*ARTICLE*:
Evidence shows the importance of food systems for sustainable development: they are at the nexus that links food security, nutrition, and human health, the viability of ecosystems, climate change, and social justice. However, agricultural policies tend to focus on food supply, and sometimes, on mechanisms to address negative externalities. We propose an alternative. Our starting point is that agriculture and food systems’ policies should be aligned to the 2030 Agenda for Sustainable Development. This calls for deep changes in comparison with the paradigms that prevailed when steering the agricultural change in the XXth century. We identify the comprehensive food systems transformation that is needed. It has four parts: first, food systems should enable all people to benefit from nutritious and healthy food. Second, they should reflect sustainable agricultural production and food value chains. Third, they should mitigate climate change and build resilience. Fourth, they should encourage a renaissance of rural territories. The implementation of the transformation relies on (i) suitable metrics to aid decision-making, (ii) synergy of policies through convergence of local and global priorities, and (iii) enhancement of development approaches that focus on territories. We build on the work of the “Milano Group,” an informal group of experts convened by the UN Secretary General in Milan in 2015. Backed by a literature review, what emerges is a strategic narrative linking climate, agriculture and food, and calling for a deep transformation of food systems at scale. This is critical for achieving the Sustainable Development Goals and the Paris Agreement. The narrative highlights the needed consistency between global actions for sustainable development and numerous local-level innovations. It emphasizes the challenge of designing differentiated paths for food systems transformation responding to local and national expectations. Scientific and operational challenges are associated with the alignment and arbitration of local action within the context of global priorities.

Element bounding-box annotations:
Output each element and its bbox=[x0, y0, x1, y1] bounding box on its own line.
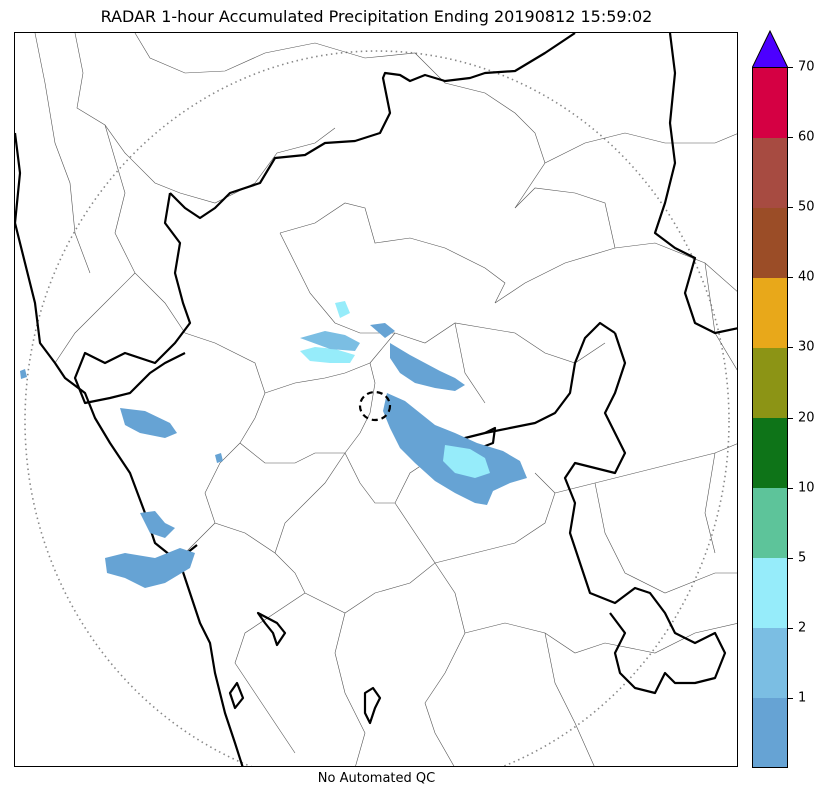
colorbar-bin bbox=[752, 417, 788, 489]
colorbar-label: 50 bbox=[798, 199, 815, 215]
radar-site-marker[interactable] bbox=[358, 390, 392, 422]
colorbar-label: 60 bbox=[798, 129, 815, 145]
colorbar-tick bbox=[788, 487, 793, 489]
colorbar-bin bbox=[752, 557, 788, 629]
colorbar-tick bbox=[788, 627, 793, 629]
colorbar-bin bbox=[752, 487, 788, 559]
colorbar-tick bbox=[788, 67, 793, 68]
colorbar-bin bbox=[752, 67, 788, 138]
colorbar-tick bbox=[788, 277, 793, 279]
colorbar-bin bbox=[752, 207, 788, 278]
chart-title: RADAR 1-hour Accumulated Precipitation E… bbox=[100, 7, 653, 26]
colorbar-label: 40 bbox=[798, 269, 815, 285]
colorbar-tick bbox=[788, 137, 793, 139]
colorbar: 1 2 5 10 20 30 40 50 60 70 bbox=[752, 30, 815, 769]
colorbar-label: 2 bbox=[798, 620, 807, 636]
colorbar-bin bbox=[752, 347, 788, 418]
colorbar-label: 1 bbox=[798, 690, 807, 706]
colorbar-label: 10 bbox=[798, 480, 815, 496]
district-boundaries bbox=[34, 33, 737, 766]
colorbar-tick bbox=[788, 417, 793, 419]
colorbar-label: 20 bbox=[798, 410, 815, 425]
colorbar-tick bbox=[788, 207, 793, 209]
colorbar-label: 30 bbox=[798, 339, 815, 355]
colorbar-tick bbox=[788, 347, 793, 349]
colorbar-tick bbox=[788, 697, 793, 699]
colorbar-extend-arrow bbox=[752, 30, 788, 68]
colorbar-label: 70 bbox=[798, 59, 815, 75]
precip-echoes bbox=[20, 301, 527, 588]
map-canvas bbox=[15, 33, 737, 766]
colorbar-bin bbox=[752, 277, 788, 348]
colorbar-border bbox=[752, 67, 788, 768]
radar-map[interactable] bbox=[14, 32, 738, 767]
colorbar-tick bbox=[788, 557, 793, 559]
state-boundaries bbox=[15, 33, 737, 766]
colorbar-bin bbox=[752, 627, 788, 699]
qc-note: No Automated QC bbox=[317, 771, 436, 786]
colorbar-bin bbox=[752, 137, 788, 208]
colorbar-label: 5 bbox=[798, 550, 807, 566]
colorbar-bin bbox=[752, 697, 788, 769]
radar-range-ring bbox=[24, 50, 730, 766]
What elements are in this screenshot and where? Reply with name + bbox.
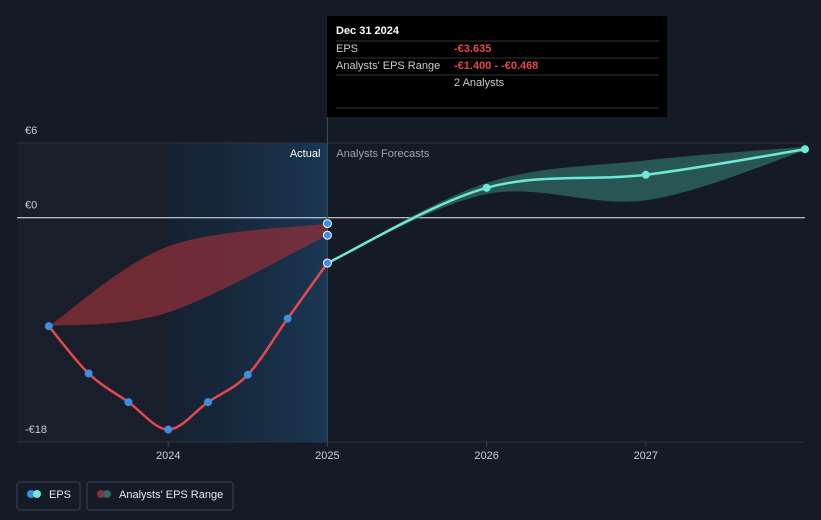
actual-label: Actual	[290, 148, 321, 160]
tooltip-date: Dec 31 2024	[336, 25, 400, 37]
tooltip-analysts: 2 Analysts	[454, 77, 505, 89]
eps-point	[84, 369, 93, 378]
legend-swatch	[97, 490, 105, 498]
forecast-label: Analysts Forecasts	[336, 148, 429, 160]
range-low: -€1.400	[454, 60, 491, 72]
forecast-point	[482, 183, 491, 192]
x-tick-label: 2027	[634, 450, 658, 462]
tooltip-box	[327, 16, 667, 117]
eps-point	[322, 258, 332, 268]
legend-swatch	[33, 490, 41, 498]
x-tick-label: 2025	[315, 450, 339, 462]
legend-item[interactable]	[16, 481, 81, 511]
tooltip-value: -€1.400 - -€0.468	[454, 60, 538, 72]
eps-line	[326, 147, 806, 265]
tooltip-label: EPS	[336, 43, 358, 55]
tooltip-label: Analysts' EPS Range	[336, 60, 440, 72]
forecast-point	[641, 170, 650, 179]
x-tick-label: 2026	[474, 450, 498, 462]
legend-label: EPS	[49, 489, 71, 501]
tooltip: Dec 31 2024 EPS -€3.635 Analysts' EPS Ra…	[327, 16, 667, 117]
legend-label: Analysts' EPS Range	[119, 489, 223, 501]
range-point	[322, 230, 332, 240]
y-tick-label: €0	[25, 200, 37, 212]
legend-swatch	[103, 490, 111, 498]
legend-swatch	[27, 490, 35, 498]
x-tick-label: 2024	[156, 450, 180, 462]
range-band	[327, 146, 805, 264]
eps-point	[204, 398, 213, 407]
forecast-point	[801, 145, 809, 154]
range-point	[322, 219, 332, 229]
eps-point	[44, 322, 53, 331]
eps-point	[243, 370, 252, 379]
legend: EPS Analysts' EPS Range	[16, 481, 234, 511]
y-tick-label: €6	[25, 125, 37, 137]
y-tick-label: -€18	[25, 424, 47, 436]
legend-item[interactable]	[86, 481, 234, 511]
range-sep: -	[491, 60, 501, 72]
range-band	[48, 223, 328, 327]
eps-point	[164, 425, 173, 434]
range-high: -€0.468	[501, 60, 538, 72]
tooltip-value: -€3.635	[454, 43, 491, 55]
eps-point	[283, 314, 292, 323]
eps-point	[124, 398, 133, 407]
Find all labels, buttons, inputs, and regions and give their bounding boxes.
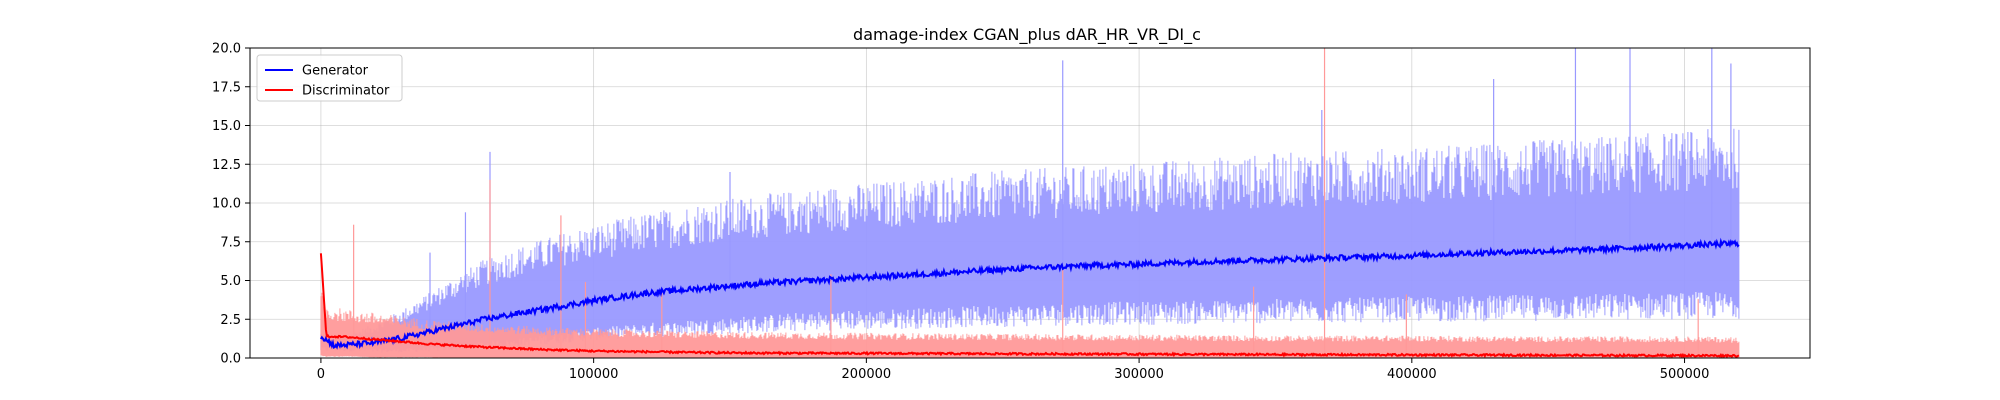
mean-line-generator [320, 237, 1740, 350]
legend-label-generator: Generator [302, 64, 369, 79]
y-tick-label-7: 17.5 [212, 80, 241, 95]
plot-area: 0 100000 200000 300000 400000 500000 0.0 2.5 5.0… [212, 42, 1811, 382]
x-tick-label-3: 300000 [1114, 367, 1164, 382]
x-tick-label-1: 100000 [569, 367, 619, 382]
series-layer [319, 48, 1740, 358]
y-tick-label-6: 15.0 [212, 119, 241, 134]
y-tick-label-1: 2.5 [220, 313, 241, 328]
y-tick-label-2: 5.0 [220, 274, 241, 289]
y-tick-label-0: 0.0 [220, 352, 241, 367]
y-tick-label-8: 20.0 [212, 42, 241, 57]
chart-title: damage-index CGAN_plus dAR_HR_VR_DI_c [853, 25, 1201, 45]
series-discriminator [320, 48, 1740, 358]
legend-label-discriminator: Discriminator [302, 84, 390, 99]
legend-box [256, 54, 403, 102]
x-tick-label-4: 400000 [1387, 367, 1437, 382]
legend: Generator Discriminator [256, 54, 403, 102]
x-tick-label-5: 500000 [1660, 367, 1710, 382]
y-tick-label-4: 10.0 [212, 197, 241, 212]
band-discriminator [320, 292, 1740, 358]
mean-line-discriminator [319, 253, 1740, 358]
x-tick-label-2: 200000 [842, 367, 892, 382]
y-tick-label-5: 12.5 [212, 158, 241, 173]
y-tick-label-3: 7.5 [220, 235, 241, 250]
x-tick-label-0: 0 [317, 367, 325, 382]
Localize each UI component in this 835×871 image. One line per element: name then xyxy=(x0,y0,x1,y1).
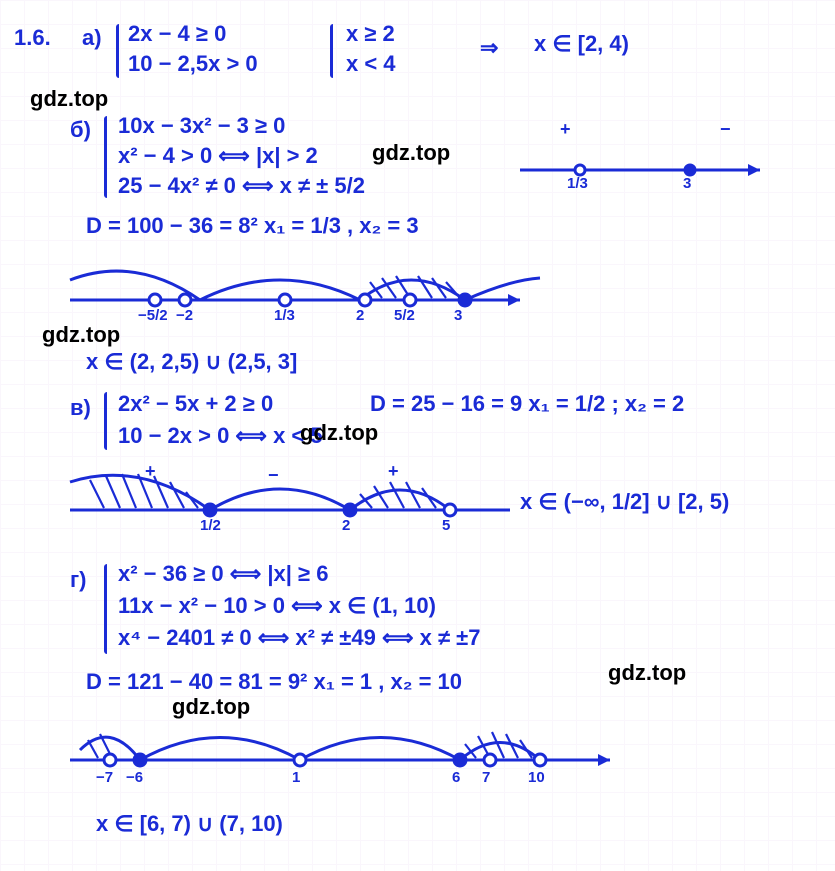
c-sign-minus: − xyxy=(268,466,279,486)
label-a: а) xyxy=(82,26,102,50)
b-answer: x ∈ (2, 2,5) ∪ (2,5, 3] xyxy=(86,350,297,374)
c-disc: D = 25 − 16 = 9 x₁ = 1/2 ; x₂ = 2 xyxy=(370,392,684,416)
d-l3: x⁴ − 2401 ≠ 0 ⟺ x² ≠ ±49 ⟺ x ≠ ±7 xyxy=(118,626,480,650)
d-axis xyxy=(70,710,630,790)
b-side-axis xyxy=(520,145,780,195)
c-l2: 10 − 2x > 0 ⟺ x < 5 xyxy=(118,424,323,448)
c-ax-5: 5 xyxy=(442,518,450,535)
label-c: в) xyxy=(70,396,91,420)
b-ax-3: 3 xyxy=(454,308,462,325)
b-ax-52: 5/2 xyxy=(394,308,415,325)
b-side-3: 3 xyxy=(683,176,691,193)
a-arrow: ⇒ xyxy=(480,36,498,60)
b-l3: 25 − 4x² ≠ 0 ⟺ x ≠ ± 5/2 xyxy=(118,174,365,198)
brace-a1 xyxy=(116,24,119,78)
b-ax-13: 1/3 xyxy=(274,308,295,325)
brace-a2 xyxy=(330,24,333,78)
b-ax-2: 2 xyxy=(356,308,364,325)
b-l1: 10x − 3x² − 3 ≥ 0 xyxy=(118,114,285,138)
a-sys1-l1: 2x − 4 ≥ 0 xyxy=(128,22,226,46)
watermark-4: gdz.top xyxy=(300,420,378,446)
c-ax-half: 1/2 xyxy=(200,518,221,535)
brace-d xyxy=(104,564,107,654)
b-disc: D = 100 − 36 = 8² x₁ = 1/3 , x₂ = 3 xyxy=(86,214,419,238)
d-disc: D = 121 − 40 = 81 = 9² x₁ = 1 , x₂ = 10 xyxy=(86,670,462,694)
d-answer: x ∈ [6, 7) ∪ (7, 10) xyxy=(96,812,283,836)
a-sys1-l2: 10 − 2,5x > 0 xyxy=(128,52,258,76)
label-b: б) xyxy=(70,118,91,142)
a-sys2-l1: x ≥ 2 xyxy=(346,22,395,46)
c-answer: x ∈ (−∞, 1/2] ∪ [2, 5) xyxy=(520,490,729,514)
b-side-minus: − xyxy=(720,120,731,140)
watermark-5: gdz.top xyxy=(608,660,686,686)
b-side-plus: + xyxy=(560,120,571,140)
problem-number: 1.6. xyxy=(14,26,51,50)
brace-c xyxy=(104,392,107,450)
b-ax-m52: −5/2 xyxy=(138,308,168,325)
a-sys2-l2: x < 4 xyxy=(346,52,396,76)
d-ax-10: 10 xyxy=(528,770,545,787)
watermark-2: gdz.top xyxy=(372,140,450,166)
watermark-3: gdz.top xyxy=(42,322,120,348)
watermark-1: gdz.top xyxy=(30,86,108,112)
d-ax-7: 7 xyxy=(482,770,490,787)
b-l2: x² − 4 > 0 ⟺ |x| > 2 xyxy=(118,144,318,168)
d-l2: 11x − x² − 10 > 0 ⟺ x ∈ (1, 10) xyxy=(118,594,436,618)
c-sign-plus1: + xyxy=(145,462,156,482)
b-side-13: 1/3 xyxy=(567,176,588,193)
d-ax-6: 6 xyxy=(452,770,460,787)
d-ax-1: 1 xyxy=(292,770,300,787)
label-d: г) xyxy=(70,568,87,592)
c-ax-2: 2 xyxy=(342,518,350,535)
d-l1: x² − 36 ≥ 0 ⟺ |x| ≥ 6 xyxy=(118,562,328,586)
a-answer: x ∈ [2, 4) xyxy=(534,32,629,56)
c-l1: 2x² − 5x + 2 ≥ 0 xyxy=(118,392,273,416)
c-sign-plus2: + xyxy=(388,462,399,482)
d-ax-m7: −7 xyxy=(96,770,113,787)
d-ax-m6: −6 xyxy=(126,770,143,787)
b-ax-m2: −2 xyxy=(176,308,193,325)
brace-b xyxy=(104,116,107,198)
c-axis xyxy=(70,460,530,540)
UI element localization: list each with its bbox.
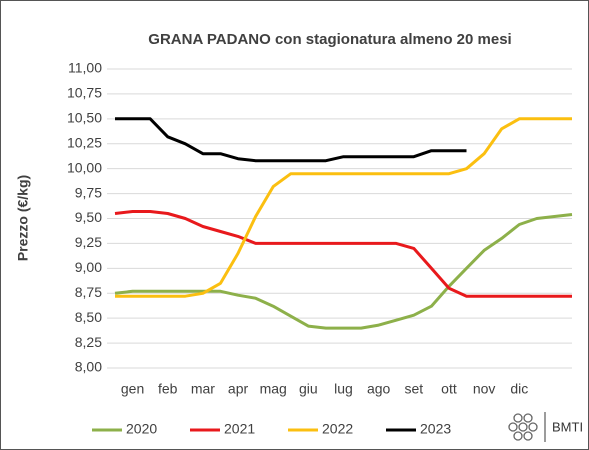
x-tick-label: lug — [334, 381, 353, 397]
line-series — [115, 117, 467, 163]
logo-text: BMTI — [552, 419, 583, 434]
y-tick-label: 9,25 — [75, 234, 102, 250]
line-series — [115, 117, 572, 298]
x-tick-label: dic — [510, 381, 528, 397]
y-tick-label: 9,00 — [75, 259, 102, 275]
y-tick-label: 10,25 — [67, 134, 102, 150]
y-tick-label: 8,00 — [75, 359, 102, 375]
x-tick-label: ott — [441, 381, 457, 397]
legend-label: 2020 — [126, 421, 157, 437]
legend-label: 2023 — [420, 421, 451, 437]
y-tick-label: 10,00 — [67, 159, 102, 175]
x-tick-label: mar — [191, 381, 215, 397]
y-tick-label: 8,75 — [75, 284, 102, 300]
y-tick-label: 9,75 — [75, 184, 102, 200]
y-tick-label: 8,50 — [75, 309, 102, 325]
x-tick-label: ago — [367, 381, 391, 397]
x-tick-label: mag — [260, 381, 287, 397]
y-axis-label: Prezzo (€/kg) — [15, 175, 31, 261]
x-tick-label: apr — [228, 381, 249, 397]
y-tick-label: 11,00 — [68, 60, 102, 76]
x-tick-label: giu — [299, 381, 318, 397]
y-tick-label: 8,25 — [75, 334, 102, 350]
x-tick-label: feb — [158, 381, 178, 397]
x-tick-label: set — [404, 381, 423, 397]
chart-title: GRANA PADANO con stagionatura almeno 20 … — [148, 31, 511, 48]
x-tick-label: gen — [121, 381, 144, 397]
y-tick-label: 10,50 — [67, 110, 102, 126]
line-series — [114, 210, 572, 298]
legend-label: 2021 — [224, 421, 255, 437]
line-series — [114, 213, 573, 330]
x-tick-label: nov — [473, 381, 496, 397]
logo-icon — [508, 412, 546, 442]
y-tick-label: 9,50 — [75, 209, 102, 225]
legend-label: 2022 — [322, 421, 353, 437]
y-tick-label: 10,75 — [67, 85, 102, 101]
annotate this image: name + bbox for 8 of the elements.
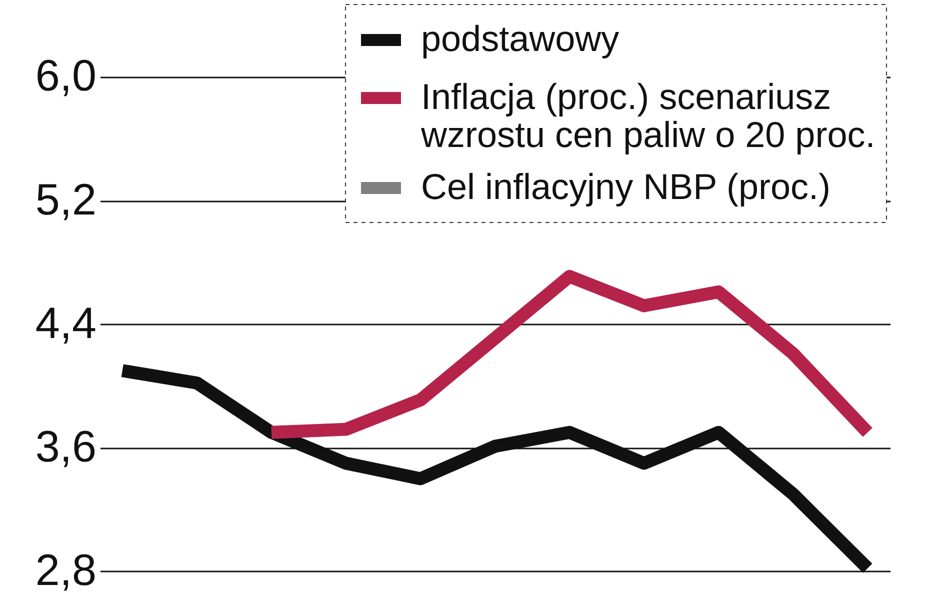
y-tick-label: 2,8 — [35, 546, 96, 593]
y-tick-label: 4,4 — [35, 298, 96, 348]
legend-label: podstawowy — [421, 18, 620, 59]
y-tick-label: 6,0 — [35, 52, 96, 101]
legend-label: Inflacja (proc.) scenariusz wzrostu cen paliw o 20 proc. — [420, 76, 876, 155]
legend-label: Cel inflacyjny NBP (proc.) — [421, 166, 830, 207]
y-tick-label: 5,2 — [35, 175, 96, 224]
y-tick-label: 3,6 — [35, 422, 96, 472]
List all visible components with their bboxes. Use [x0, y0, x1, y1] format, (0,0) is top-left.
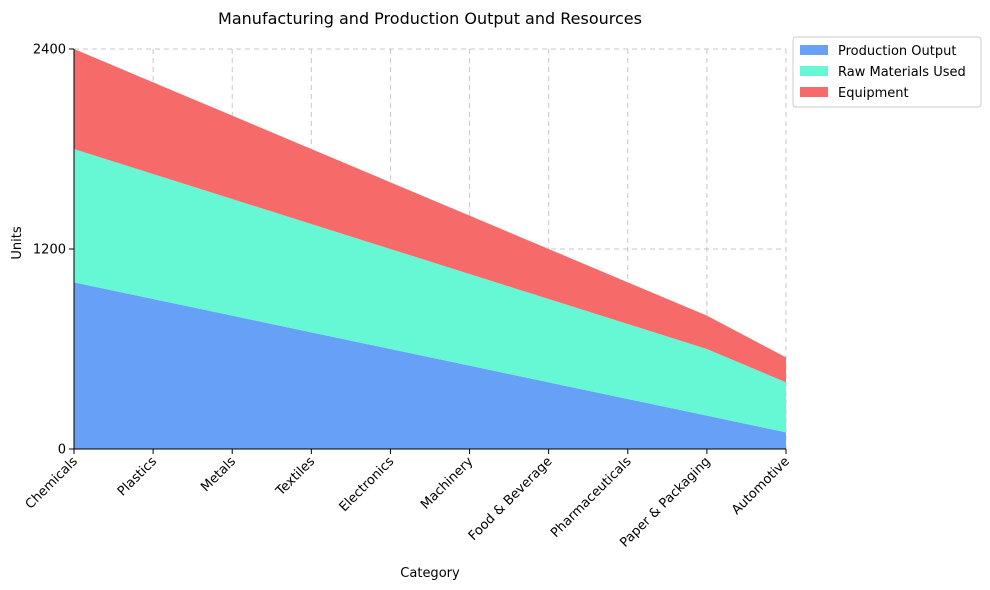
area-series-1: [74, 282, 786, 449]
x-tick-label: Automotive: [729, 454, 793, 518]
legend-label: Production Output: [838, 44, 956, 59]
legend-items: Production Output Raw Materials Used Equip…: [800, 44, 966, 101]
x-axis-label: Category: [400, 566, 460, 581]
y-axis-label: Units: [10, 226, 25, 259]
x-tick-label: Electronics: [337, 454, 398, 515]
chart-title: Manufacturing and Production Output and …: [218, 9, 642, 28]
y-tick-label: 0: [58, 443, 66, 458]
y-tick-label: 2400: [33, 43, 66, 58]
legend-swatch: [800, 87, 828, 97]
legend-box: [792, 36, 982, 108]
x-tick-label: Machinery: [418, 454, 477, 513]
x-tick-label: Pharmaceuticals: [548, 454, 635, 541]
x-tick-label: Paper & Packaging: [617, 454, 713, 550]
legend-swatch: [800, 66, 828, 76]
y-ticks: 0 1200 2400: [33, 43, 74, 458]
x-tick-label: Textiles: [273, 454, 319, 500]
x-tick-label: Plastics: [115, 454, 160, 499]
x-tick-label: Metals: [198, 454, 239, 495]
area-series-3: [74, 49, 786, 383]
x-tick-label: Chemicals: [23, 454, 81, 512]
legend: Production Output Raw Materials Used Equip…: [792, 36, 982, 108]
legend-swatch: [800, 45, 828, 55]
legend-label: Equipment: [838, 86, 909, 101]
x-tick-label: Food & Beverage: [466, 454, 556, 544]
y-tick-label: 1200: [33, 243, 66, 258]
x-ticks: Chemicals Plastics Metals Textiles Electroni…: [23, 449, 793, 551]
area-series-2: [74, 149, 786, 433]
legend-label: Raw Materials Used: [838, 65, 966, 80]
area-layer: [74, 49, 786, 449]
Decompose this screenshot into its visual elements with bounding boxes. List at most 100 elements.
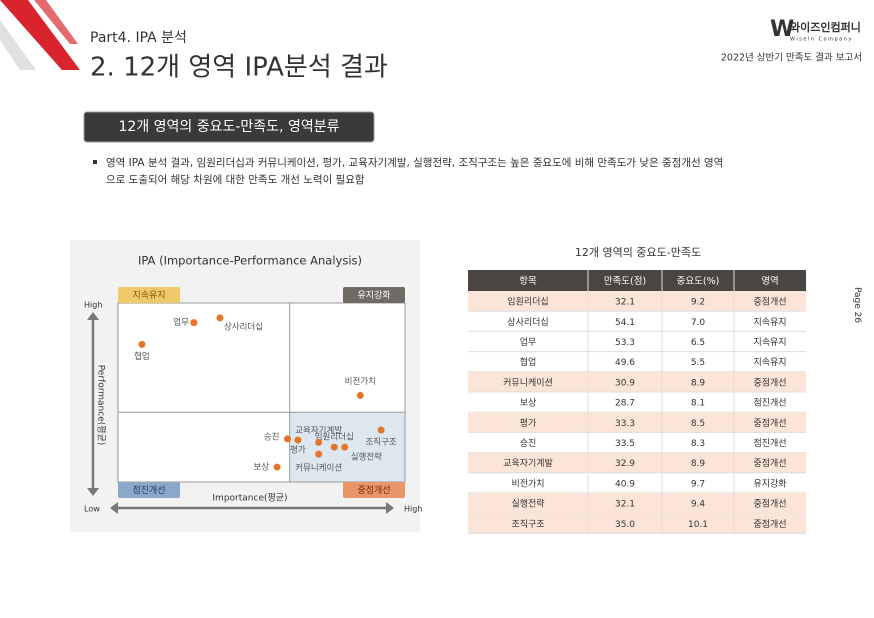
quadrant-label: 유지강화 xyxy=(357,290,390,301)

*SET OF TASKS*:
a - According to the abstract, why are food systems important for sustainable development? Answer in one to three sentences.
b - Extract every line in the rows that contains the string "arrow", treating uppercase and lowercase as distinct.
The abstract and the rows come from unrelated sources.

*SOLUTIONS PER TASK*:
a - Food systems are important for sustainable development because they sit at the nexus that links food security, nutrition, and human health, the viability of ecosystems, climate change, and social justice.

b -
colorbar-extend-arrow bbox=[752, 30, 788, 68]
a-arrow: ⇒ xyxy=(480,36,498,60)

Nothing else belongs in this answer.